* **Written problem**
Below is some material; transcribe all of it exactly.
================================
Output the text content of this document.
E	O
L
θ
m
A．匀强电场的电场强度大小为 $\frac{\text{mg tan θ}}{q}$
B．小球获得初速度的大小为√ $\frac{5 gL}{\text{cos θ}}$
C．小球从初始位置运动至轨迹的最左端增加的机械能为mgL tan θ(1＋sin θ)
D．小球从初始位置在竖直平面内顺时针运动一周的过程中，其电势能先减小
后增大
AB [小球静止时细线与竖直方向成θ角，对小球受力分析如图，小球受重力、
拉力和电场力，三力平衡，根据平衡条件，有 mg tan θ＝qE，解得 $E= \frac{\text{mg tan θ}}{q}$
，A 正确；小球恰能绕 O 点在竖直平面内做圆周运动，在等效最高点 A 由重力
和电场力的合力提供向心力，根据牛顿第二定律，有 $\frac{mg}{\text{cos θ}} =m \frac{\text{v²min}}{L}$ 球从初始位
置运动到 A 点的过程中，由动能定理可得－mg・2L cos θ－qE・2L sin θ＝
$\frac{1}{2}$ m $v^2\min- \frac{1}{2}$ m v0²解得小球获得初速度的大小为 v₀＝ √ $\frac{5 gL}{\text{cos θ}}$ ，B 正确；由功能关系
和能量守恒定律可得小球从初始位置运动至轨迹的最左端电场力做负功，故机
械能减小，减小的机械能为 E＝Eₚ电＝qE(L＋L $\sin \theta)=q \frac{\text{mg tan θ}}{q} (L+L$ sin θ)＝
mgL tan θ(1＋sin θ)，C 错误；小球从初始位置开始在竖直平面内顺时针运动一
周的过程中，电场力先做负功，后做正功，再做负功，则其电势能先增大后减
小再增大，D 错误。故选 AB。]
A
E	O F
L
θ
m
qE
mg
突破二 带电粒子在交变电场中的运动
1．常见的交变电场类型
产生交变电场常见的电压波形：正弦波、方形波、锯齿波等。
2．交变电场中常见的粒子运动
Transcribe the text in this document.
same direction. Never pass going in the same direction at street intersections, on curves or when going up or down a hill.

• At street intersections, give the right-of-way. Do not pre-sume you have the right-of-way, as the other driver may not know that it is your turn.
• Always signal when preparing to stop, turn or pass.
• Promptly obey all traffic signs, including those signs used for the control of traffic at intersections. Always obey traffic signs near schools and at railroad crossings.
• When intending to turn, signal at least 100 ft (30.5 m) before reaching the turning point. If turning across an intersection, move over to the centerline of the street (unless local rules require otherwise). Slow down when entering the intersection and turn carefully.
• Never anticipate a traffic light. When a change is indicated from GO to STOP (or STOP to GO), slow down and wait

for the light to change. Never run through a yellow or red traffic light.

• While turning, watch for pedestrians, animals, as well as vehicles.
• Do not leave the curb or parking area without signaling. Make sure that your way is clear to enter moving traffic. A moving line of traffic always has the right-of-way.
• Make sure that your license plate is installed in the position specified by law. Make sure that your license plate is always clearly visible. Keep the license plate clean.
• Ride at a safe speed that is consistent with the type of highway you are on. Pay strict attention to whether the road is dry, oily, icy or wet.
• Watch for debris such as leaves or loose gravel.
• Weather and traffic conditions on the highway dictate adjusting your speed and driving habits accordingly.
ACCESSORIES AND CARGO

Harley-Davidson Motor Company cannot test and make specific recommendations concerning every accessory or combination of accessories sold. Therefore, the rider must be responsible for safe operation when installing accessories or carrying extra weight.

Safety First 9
================================
* **Task response**
Output the text content of this document.
E	O
L
θ
m
A．匀强电场的电场强度大小为 $\frac{\text{mg tan θ}}{q}$
B．小球获得初速度的大小为√ $\frac{5 gL}{\text{cos θ}}$
C．小球从初始位置运动至轨迹的最左端增加的机械能为mgL tan θ(1＋sin θ)
D．小球从初始位置在竖直平面内顺时针运动一周的过程中，其电势能先减小
后增大
AB [小球静止时细线与竖直方向成θ角，对小球受力分析如图，小球受重力、
拉力和电场力，三力平衡，根据平衡条件，有 mg tan θ＝qE，解得 $E= \frac{\text{mg tan θ}}{q}$
，A 正确；小球恰能绕 O 点在竖直平面内做圆周运动，在等效最高点 A 由重力
和电场力的合力提供向心力，根据牛顿第二定律，有 $\frac{mg}{\text{cos θ}} =m \frac{\text{v²min}}{L}$ 球从初始位
置运动到 A 点的过程中，由动能定理可得－mg・2L cos θ－qE・2L sin θ＝
$\frac{1}{2}$ m $v^2\min- \frac{1}{2}$ m v0²解得小球获得初速度的大小为 v₀＝ √ $\frac{5 gL}{\text{cos θ}}$ ，B 正确；由功能关系
和能量守恒定律可得小球从初始位置运动至轨迹的最左端电场力做负功，故机
械能减小，减小的机械能为 E＝Eₚ电＝qE(L＋L $\sin \theta)=q \frac{\text{mg tan θ}}{q} (L+L$ sin θ)＝
mgL tan θ(1＋sin θ)，C 错误；小球从初始位置开始在竖直平面内顺时针运动一
周的过程中，电场力先做负功，后做正功，再做负功，则其电势能先增大后减
小再增大，D 错误。故选 AB。]
A
E	O F
L
θ
m
qE
mg
突破二 带电粒子在交变电场中的运动
1．常见的交变电场类型
产生交变电场常见的电压波形：正弦波、方形波、锯齿波等。
2．交变电场中常见的粒子运动
Transcribe the text in this document.
same direction. Never pass going in the same direction at street intersections, on curves or when going up or down a hill.

• At street intersections, give the right-of-way. Do not pre-sume you have the right-of-way, as the other driver may not know that it is your turn.
• Always signal when preparing to stop, turn or pass.
• Promptly obey all traffic signs, including those signs used for the control of traffic at intersections. Always obey traffic signs near schools and at railroad crossings.
• When intending to turn, signal at least 100 ft (30.5 m) before reaching the turning point. If turning across an intersection, move over to the centerline of the street (unless local rules require otherwise). Slow down when entering the intersection and turn carefully.
• Never anticipate a traffic light. When a change is indicated from GO to STOP (or STOP to GO), slow down and wait

for the light to change. Never run through a yellow or red traffic light.

• While turning, watch for pedestrians, animals, as well as vehicles.
• Do not leave the curb or parking area without signaling. Make sure that your way is clear to enter moving traffic. A moving line of traffic always has the right-of-way.
• Make sure that your license plate is installed in the position specified by law. Make sure that your license plate is always clearly visible. Keep the license plate clean.
• Ride at a safe speed that is consistent with the type of highway you are on. Pay strict attention to whether the road is dry, oily, icy or wet.
• Watch for debris such as leaves or loose gravel.
• Weather and traffic conditions on the highway dictate adjusting your speed and driving habits accordingly.
ACCESSORIES AND CARGO

Harley-Davidson Motor Company cannot test and make specific recommendations concerning every accessory or combination of accessories sold. Therefore, the rider must be responsible for safe operation when installing accessories or carrying extra weight.

Safety First 9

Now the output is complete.